Written request >> Nothing may be dropped or altered: reproduce all the data.

Task inputs >>
* * * * *
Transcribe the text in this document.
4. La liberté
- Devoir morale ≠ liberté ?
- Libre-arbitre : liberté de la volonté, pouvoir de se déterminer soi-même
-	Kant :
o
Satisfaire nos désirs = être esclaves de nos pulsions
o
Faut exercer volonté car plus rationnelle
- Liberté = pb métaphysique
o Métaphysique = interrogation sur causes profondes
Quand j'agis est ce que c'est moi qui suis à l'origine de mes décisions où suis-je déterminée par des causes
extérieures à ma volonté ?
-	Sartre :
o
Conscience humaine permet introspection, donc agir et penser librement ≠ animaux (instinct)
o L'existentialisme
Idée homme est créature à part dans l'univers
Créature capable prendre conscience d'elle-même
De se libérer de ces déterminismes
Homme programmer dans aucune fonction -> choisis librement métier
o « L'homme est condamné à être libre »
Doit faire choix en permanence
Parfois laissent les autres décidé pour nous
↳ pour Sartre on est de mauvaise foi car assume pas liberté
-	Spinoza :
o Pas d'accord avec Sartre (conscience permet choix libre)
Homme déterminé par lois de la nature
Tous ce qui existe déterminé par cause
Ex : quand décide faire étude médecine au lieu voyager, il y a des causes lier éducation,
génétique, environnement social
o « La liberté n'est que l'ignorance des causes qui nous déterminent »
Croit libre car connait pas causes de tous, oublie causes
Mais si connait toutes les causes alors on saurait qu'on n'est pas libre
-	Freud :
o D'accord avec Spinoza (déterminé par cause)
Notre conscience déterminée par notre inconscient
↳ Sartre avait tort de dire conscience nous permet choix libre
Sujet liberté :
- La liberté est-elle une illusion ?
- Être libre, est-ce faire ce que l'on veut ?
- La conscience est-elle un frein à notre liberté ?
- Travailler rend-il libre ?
* * * * *
Solution for this problem >>
Transcribe the text in this document.
4. La liberté
- Devoir morale ≠ liberté ?
- Libre-arbitre : liberté de la volonté, pouvoir de se déterminer soi-même
-	Kant :
o
Satisfaire nos désirs = être esclaves de nos pulsions
o
Faut exercer volonté car plus rationnelle
- Liberté = pb métaphysique
o Métaphysique = interrogation sur causes profondes
Quand j'agis est ce que c'est moi qui suis à l'origine de mes décisions où suis-je déterminée par des causes
extérieures à ma volonté ?
-	Sartre :
o
Conscience humaine permet introspection, donc agir et penser librement ≠ animaux (instinct)
o L'existentialisme
Idée homme est créature à part dans l'univers
Créature capable prendre conscience d'elle-même
De se libérer de ces déterminismes
Homme programmer dans aucune fonction -> choisis librement métier
o « L'homme est condamné à être libre »
Doit faire choix en permanence
Parfois laissent les autres décidé pour nous
↳ pour Sartre on est de mauvaise foi car assume pas liberté
-	Spinoza :
o Pas d'accord avec Sartre (conscience permet choix libre)
Homme déterminé par lois de la nature
Tous ce qui existe déterminé par cause
Ex : quand décide faire étude médecine au lieu voyager, il y a des causes lier éducation,
génétique, environnement social
o « La liberté n'est que l'ignorance des causes qui nous déterminent »
Croit libre car connait pas causes de tous, oublie causes
Mais si connait toutes les causes alors on saurait qu'on n'est pas libre
-	Freud :
o D'accord avec Spinoza (déterminé par cause)
Notre conscience déterminée par notre inconscient
↳ Sartre avait tort de dire conscience nous permet choix libre
Sujet liberté :
- La liberté est-elle une illusion ?
- Être libre, est-ce faire ce que l'on veut ?
- La conscience est-elle un frein à notre liberté ?
- Travailler rend-il libre ?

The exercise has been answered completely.